TASKS TO CARRY OUT:
1. In the RefactorEx discussion below, which editor was the tool developed for?
2. Quote the RefactorEx discussion below word for word, starting at "Excellent work @gpereira!" and ending at "connection to server.".

STUDY TEXT:
BEGIN
RefactorEx is a work of love, and I’d love to hear your thoughts as we continue to improve and expand it. Let me know how it works for your projects or if there’s a refactoring you’d love to see implemented next!
Happy coding! gp-pereira
Notes
I know there is official LSP on its way and I’m already looking into how to merge these refactorings into it.
Although it was developed for VS Code, I think it should be pretty straight forward to connect it to other editors since it’s a LSP.
Excellent work @gpereira! It is a great satisfaction to see the work I have been doing over the last few years turning into a practical application for the community!
You’re one of the main inspirations for this project and without your groundwork it would have taken way longer to build it, so I can’t thank you enough.
I wasn’t able to try RecaftorEx.
Maybe you can help me:
[Info - 4:13:40 PM] Client is waiting server
[Error - 4:13:40 PM] Compilation error: /home/adolfo/.asdf/lib/commands/command-exec.bash: line 31: with_shim_executable: command not found
[Error - 4:13:40 PM] Refactorex client: couldn't create connection to server.
Error: Compilation error: /home/adolfo/.asdf/lib/commands/command-exec.bash: line 31: with_shim_executable: command not found
at /mnt/windows/__LINUX/home/adolfo/.vscode/extensions/gp-pereira.refatorex-0.1.24/out/extension.js:62:20
at ChildProcess.exithandler (node:child_process:415:7)
at ChildProcess.emit (node:events:519:28)
at maybeClose (node:internal/child_process:1105:16)
at Socket.<anonymous> (node:internal/child_process:457:11)
END
DATA FOR REVIEW:
BEGIN
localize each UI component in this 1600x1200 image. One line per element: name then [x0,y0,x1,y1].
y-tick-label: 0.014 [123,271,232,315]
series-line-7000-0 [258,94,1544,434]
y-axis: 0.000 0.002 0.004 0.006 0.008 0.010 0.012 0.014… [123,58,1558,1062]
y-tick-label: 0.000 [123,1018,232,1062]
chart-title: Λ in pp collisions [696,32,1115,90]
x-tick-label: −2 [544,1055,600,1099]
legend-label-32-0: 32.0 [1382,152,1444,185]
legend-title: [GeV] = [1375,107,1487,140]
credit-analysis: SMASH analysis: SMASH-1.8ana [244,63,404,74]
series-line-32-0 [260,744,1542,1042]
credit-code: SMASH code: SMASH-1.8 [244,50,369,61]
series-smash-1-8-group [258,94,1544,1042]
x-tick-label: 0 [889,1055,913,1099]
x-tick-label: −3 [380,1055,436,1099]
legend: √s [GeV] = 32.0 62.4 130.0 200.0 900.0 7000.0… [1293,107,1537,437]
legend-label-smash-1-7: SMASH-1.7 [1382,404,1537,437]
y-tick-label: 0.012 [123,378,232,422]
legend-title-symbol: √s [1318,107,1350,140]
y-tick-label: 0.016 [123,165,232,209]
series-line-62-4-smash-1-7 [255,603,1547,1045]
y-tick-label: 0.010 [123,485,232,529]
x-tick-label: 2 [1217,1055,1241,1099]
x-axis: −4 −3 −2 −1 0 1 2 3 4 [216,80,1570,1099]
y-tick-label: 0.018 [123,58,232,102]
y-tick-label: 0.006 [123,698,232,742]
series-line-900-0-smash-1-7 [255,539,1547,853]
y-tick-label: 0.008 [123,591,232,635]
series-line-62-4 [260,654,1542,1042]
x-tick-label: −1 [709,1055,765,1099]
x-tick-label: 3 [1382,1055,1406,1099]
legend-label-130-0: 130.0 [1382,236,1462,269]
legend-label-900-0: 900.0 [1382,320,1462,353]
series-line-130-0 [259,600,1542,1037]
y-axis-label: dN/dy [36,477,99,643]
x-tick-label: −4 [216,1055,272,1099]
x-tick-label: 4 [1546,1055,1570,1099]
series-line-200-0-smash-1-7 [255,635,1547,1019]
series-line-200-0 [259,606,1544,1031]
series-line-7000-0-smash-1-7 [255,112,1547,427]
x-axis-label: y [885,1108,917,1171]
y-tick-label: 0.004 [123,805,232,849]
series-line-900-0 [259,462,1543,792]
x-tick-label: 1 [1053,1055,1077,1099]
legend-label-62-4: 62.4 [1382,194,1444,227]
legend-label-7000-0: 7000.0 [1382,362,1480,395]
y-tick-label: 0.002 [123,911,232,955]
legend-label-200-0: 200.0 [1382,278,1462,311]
END
SOLUTIONS:
1. VS Code.

2.
Excellent work @gpereira! It is a great satisfaction to see the work I have been doing over the last few years turning into a practical application for the community!
You’re one of the main inspirations for this project and without your groundwork it would have taken way longer to build it, so I can’t thank you enough.
I wasn’t able to try RecaftorEx.
Maybe you can help me:
[Info - 4:13:40 PM] Client is waiting server
[Error - 4:13:40 PM] Compilation error: /home/adolfo/.asdf/lib/commands/command-exec.bash: line 31: with_shim_executable: command not found
[Error - 4:13:40 PM] Refactorex client: couldn't create connection to server.